Work to complete:
Reproduce every row below word for word, leaving out the pictures.

Exercise material:
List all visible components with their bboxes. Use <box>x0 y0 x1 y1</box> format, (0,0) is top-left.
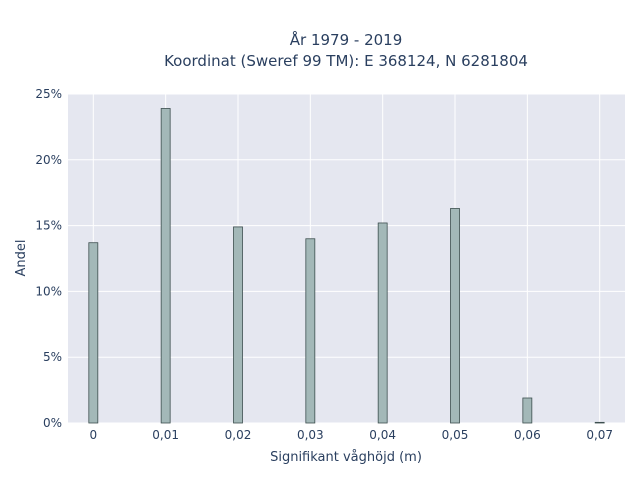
y-tick-label: 5% <box>43 350 62 364</box>
y-tick-label: 20% <box>35 153 62 167</box>
plot-area <box>68 94 625 423</box>
histogram-bar <box>233 226 243 424</box>
histogram-bar <box>160 108 171 424</box>
x-tick-label: 0,01 <box>152 428 179 442</box>
y-axis-title: Andel <box>14 240 29 277</box>
histogram-bar <box>450 208 460 424</box>
chart-title-line-1: År 1979 - 2019 <box>290 30 403 49</box>
x-tick-label: 0 <box>89 428 97 442</box>
histogram-bar <box>594 421 605 424</box>
y-tick-label: 0% <box>43 416 62 430</box>
x-tick-label: 0,04 <box>369 428 396 442</box>
x-tick-label: 0,03 <box>297 428 324 442</box>
y-tick-label: 25% <box>35 87 62 101</box>
bars <box>88 108 605 424</box>
histogram-bar <box>305 238 316 424</box>
histogram-bar <box>377 222 388 424</box>
y-tick-label: 15% <box>35 219 62 233</box>
x-tick-label: 0,06 <box>514 428 541 442</box>
y-tick-labels: 0% 5% 10% 15% 20% 25% <box>35 87 62 430</box>
x-tick-labels: 0 0,01 0,02 0,03 0,04 0,05 0,06 0,07 <box>89 428 613 442</box>
x-tick-label: 0,07 <box>586 428 613 442</box>
x-axis-title: Signifikant våghöjd (m) <box>270 450 422 465</box>
histogram-bar <box>522 397 533 424</box>
x-tick-label: 0,02 <box>225 428 252 442</box>
chart-title-line-2: Koordinat (Sweref 99 TM): E 368124, N 62… <box>164 52 528 70</box>
histogram-bar <box>88 242 99 424</box>
x-tick-label: 0,05 <box>442 428 469 442</box>
y-tick-label: 10% <box>35 284 62 298</box>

Output for this task:
List all visible components with their bboxes. Use <box>x0 y0 x1 y1</box> format, (0,0) is top-left.
y-tick-label: 5% <box>43 350 62 364</box>
y-tick-label: 20% <box>35 153 62 167</box>
plot-area <box>68 94 625 423</box>
histogram-bar <box>233 226 243 424</box>
histogram-bar <box>160 108 171 424</box>
x-tick-label: 0,01 <box>152 428 179 442</box>
y-axis-title: Andel <box>14 240 29 277</box>
histogram-bar <box>450 208 460 424</box>
chart-title-line-1: År 1979 - 2019 <box>290 30 403 49</box>
x-tick-label: 0 <box>89 428 97 442</box>
histogram-bar <box>594 421 605 424</box>
y-tick-label: 0% <box>43 416 62 430</box>
x-tick-label: 0,04 <box>369 428 396 442</box>
x-tick-label: 0,03 <box>297 428 324 442</box>
y-tick-label: 25% <box>35 87 62 101</box>
bars <box>88 108 605 424</box>
histogram-bar <box>305 238 316 424</box>
histogram-bar <box>377 222 388 424</box>
y-tick-label: 15% <box>35 219 62 233</box>
x-tick-label: 0,06 <box>514 428 541 442</box>
y-tick-labels: 0% 5% 10% 15% 20% 25% <box>35 87 62 430</box>
x-tick-labels: 0 0,01 0,02 0,03 0,04 0,05 0,06 0,07 <box>89 428 613 442</box>
x-tick-label: 0,07 <box>586 428 613 442</box>
x-axis-title: Signifikant våghöjd (m) <box>270 450 422 465</box>
histogram-bar <box>522 397 533 424</box>
x-tick-label: 0,02 <box>225 428 252 442</box>
chart-title-line-2: Koordinat (Sweref 99 TM): E 368124, N 62… <box>164 52 528 70</box>
histogram-bar <box>88 242 99 424</box>
x-tick-label: 0,05 <box>442 428 469 442</box>
y-tick-label: 10% <box>35 284 62 298</box>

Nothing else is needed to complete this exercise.